*Exercise requirements*: Transcribe the records exactly. Pictures do not belong in the transcription.

*Provided records*:
## START

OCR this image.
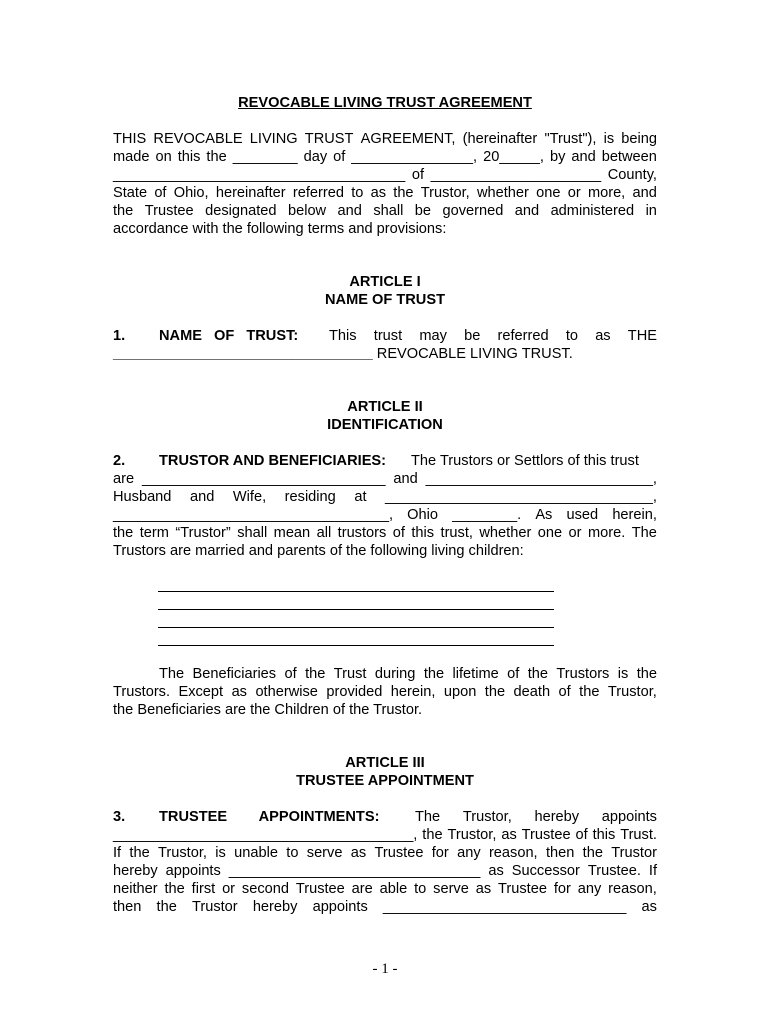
REVOCABLE LIVING TRUST AGREEMENT
THIS REVOCABLE LIVING TRUST AGREEMENT, (hereinafter "Trust"), is being
made on this the ________ day of _______________, 20_____, by and between
____________________________________ of _____________________ County,
State of Ohio, hereinafter referred to as the Trustor, whether one or more, and
the Trustee designated below and shall be governed and administered in
accordance with the following terms and provisions:
ARTICLE I
NAME OF TRUST
1. NAME OF TRUST: This trust may be referred to as THE
________________________________ REVOCABLE LIVING TRUST.
ARTICLE II
IDENTIFICATION
2. TRUSTOR AND BENEFICIARIES: The Trustors or Settlors of this trust
are ______________________________ and ____________________________,
Husband and Wife, residing at _________________________________,
__________________________________, Ohio ________. As used herein,
the term “Trustor” shall mean all trustors of this trust, whether one or more. The
Trustors are married and parents of the following living children:
The Beneficiaries of the Trust during the lifetime of the Trustors is the
Trustors. Except as otherwise provided herein, upon the death of the Trustor,
the Beneficiaries are the Children of the Trustor.
ARTICLE III
TRUSTEE APPOINTMENT
3. TRUSTEE APPOINTMENTS: The Trustor, hereby appoints
_____________________________________, the Trustor, as Trustee of this Trust.
If the Trustor, is unable to serve as Trustee for any reason, then the Trustor
hereby appoints _______________________________ as Successor Trustee. If
neither the first or second Trustee are able to serve as Trustee for any reason,
then the Trustor hereby appoints ______________________________ as
- 1 -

## END

*In response*:
OCR this image.
REVOCABLE LIVING TRUST AGREEMENT
THIS REVOCABLE LIVING TRUST AGREEMENT, (hereinafter "Trust"), is being
made on this the ________ day of _______________, 20_____, by and between
____________________________________ of _____________________ County,
State of Ohio, hereinafter referred to as the Trustor, whether one or more, and
the Trustee designated below and shall be governed and administered in
accordance with the following terms and provisions:
ARTICLE I
NAME OF TRUST
1. NAME OF TRUST: This trust may be referred to as THE
________________________________ REVOCABLE LIVING TRUST.
ARTICLE II
IDENTIFICATION
2. TRUSTOR AND BENEFICIARIES: The Trustors or Settlors of this trust
are ______________________________ and ____________________________,
Husband and Wife, residing at _________________________________,
__________________________________, Ohio ________. As used herein,
the term “Trustor” shall mean all trustors of this trust, whether one or more. The
Trustors are married and parents of the following living children:
The Beneficiaries of the Trust during the lifetime of the Trustors is the
Trustors. Except as otherwise provided herein, upon the death of the Trustor,
the Beneficiaries are the Children of the Trustor.
ARTICLE III
TRUSTEE APPOINTMENT
3. TRUSTEE APPOINTMENTS: The Trustor, hereby appoints
_____________________________________, the Trustor, as Trustee of this Trust.
If the Trustor, is unable to serve as Trustee for any reason, then the Trustor
hereby appoints _______________________________ as Successor Trustee. If
neither the first or second Trustee are able to serve as Trustee for any reason,
then the Trustor hereby appoints ______________________________ as
- 1 -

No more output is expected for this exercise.